--- BEGIN ---

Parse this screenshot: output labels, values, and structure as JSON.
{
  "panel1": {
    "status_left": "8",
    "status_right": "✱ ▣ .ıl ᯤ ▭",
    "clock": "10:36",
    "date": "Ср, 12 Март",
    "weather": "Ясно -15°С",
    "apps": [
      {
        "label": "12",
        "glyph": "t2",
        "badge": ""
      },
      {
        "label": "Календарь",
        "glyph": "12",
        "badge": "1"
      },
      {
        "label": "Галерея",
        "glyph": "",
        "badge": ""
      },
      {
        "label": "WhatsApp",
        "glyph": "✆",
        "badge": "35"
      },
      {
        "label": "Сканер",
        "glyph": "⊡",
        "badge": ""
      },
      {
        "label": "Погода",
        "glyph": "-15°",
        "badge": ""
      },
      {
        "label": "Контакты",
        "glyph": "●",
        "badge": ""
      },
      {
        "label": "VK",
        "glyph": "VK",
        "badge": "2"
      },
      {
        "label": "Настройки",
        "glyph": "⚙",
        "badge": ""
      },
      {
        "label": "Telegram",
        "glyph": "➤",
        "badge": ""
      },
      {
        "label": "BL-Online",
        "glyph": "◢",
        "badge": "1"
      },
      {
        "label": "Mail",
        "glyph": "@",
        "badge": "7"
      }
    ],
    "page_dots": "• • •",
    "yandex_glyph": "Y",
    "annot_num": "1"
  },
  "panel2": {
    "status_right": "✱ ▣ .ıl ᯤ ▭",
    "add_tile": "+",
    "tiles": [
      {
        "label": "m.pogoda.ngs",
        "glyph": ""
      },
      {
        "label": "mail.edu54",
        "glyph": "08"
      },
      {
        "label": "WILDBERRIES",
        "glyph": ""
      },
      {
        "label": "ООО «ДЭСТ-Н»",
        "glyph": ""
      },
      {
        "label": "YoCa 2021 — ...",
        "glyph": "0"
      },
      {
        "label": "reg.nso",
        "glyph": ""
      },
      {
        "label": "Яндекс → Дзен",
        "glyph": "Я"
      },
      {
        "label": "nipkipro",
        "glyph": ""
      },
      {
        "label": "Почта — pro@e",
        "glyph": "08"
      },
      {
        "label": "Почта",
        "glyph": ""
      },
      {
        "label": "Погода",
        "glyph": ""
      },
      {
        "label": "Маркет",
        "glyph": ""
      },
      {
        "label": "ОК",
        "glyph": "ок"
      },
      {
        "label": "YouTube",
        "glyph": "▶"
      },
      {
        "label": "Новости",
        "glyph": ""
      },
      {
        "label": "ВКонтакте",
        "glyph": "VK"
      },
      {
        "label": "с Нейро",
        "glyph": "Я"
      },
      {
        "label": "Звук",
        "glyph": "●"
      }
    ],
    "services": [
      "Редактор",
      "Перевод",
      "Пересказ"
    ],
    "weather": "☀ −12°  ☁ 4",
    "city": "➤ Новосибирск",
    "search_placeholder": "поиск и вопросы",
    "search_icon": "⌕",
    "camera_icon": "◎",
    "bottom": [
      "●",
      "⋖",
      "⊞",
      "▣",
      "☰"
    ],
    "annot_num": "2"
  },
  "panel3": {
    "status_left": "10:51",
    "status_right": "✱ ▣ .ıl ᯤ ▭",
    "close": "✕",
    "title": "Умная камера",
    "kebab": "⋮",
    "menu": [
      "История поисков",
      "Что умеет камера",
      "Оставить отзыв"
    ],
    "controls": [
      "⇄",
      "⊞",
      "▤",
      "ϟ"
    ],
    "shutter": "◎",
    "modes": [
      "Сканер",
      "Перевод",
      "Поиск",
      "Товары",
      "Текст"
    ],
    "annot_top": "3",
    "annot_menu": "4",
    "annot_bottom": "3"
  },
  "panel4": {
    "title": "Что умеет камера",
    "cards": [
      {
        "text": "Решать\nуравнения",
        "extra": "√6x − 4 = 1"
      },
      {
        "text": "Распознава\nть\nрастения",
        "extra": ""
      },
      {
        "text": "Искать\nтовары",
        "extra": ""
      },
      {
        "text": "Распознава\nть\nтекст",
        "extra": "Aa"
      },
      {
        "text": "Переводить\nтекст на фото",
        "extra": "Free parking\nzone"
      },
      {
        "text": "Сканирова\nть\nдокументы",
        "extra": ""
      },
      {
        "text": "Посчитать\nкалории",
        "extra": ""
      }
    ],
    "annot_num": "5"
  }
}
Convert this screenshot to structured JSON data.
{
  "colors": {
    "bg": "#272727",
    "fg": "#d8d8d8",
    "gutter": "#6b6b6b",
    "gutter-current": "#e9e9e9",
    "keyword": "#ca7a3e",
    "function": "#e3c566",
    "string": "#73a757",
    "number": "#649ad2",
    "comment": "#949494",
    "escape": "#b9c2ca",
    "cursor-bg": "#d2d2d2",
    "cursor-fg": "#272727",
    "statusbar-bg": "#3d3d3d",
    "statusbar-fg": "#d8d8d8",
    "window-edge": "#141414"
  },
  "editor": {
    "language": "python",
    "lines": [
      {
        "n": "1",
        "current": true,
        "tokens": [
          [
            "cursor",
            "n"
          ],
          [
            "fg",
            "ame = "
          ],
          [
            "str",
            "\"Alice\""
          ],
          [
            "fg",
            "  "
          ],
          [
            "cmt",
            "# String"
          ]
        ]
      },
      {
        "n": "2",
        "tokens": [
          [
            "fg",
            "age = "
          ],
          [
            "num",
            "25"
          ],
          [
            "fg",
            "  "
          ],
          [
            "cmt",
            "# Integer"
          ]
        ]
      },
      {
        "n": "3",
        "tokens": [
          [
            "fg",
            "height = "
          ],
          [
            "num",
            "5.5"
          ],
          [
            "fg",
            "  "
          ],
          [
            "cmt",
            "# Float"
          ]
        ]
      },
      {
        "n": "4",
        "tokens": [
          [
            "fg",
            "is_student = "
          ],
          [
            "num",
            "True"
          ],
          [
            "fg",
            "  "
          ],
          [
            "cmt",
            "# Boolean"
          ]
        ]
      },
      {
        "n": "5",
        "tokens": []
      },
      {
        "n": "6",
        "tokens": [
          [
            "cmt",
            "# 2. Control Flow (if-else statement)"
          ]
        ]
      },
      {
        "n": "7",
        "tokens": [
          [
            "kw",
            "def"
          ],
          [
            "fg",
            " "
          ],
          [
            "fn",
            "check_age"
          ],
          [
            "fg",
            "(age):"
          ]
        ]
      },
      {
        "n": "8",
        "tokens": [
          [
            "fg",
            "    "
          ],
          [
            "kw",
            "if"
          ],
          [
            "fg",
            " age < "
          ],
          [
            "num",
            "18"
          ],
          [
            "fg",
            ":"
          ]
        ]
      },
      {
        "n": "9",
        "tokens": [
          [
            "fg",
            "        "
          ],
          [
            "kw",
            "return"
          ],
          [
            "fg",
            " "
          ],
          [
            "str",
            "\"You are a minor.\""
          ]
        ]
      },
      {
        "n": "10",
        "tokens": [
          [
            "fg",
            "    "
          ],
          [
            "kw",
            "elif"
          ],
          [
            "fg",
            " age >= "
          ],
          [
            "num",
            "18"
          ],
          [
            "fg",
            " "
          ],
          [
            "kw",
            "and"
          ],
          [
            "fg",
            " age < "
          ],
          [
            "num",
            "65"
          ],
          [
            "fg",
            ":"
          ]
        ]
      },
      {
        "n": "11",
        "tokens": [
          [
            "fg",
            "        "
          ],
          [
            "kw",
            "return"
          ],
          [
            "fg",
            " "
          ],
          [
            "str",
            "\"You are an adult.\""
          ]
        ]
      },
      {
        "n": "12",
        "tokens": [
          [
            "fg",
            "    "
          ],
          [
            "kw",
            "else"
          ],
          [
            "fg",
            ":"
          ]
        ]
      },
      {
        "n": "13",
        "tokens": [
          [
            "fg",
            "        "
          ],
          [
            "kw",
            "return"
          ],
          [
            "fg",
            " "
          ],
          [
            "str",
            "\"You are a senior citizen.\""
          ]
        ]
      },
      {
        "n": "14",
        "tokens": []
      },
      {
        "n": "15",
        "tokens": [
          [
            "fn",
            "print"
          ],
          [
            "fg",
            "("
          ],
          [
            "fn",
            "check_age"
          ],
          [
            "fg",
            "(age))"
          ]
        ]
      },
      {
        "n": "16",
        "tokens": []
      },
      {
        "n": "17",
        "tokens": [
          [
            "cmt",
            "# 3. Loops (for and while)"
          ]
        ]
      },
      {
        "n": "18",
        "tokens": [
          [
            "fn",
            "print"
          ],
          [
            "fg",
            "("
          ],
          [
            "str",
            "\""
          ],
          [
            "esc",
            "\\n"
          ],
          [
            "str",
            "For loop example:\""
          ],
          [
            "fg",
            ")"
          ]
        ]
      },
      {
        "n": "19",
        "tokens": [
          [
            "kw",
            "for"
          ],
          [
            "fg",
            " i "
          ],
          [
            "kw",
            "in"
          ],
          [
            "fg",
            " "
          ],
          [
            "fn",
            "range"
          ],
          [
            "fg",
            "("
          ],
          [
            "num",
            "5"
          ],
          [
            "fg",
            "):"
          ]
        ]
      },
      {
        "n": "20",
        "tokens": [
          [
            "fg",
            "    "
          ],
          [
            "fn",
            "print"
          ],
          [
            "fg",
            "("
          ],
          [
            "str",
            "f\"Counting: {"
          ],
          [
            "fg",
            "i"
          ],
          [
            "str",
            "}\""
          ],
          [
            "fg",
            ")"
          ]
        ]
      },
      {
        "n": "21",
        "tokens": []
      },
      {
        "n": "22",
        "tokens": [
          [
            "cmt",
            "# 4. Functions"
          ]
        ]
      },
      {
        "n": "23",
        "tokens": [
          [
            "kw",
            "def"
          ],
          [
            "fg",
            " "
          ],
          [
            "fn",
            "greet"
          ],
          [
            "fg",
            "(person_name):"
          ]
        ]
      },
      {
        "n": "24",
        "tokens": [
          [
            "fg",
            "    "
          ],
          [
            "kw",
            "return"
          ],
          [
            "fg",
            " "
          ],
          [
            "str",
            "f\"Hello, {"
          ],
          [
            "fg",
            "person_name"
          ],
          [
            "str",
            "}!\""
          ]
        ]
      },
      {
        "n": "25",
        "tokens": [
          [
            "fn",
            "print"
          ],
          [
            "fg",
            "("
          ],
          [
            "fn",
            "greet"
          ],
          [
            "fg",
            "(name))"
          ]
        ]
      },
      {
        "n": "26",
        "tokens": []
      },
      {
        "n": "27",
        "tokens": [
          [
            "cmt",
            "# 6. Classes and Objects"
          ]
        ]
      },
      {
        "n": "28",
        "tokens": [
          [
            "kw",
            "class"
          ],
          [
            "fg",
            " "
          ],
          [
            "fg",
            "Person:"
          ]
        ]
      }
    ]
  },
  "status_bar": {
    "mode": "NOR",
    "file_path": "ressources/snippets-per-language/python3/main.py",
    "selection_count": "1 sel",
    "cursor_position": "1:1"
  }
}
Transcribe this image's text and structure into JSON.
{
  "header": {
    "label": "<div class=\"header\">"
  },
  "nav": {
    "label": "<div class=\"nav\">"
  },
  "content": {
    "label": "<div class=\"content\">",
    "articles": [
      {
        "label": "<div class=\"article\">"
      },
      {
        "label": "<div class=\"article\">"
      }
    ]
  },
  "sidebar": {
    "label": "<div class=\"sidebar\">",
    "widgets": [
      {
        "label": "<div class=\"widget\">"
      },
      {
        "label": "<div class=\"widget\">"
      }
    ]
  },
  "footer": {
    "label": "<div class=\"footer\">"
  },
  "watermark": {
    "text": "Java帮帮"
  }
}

--- END ---

WHAT YOU NEED TO DO
Return only those lines of the records that contain the string "умеет".

EXPECTED ANSWER
      "Что умеет камера",
    "title": "Что умеет камера",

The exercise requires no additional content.